Collect each line holding the string "Calculated".
# Supplied entries start
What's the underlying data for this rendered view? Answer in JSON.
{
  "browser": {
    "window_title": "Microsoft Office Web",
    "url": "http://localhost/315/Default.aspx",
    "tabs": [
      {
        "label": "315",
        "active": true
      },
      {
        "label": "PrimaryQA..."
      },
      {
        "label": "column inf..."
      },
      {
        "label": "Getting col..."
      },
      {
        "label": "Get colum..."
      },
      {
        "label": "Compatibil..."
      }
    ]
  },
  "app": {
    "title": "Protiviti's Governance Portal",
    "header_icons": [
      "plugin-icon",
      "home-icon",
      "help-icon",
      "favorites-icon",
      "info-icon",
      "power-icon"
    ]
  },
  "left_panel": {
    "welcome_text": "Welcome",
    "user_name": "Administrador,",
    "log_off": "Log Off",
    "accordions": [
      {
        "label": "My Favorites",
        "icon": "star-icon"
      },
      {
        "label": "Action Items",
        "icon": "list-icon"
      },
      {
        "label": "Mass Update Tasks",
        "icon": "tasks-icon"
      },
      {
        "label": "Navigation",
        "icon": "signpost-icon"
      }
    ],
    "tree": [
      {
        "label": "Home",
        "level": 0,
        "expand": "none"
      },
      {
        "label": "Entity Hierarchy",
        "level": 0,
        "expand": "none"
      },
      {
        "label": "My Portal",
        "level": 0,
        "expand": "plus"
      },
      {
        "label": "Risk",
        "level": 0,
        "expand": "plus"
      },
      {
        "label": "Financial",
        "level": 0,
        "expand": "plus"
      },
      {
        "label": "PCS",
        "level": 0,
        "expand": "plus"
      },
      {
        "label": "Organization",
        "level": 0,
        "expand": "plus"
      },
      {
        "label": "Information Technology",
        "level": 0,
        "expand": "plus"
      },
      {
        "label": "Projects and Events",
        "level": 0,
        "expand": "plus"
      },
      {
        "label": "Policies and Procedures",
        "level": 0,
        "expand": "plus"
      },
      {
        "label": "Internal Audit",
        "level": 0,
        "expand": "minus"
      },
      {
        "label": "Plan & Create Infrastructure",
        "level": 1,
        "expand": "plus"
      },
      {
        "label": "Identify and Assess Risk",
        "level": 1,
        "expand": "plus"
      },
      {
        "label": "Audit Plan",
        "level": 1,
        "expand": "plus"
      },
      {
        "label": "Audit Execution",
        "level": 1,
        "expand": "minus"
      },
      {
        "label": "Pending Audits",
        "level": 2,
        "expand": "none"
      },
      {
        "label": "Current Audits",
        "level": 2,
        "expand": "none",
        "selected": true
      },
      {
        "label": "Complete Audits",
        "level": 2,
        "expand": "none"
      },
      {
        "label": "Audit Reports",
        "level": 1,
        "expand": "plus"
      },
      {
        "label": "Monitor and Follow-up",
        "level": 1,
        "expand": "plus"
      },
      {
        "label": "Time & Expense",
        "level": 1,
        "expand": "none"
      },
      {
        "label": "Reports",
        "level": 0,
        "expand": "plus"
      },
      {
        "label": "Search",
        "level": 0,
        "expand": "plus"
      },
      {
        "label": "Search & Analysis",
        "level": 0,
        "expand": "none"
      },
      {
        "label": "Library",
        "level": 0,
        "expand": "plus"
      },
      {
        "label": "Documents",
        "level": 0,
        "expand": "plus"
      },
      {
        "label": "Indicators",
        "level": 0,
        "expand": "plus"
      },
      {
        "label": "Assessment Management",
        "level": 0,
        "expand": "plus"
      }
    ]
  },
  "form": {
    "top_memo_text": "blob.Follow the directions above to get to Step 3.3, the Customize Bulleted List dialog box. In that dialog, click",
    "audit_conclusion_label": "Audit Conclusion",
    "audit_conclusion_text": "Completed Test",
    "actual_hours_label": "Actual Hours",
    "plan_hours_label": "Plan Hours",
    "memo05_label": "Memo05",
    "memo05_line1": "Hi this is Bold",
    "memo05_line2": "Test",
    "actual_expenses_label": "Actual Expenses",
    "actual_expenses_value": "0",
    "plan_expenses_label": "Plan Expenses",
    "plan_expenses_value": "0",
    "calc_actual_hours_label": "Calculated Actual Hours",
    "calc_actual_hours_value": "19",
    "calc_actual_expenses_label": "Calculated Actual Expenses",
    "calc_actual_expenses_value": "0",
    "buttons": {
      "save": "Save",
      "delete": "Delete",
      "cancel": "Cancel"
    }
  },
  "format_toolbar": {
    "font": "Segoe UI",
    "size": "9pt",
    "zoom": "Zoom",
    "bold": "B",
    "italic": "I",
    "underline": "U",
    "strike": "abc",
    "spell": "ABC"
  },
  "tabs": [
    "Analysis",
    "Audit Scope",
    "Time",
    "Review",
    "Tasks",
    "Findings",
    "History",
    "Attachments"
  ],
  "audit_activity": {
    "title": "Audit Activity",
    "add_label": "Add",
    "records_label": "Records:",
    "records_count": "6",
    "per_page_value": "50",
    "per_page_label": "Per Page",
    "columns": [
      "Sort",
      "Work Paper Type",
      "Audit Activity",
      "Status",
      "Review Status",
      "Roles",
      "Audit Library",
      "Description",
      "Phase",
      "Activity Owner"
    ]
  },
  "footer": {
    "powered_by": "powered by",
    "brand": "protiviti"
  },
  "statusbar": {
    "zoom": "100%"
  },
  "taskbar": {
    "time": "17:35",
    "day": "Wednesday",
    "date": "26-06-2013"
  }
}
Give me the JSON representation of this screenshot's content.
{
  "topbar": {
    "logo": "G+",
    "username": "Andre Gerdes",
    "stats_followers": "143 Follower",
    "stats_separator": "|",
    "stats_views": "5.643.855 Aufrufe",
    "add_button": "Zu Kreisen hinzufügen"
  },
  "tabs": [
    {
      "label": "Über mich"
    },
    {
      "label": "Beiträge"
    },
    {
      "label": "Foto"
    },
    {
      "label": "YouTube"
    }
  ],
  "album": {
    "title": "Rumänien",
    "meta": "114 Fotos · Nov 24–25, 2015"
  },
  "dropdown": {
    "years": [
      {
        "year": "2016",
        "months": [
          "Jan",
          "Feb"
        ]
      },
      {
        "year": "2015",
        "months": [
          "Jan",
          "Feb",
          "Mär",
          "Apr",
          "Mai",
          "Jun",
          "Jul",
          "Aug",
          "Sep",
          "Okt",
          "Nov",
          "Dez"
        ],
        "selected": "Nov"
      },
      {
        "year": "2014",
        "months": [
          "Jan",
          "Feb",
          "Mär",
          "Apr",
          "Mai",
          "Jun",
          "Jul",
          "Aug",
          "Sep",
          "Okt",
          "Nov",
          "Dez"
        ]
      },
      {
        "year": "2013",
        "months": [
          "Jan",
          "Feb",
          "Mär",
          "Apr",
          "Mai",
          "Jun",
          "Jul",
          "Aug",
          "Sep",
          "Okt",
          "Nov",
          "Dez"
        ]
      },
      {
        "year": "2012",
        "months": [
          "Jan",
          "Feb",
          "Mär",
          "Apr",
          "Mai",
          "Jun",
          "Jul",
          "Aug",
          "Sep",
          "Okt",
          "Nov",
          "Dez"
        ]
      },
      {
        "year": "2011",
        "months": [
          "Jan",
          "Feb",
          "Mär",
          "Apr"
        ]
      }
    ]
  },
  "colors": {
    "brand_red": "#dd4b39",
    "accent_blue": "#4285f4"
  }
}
# Supplied entries end
Written solution:
    "calc_actual_hours_label": "Calculated Actual Hours",
    "calc_actual_expenses_label": "Calculated Actual Expenses",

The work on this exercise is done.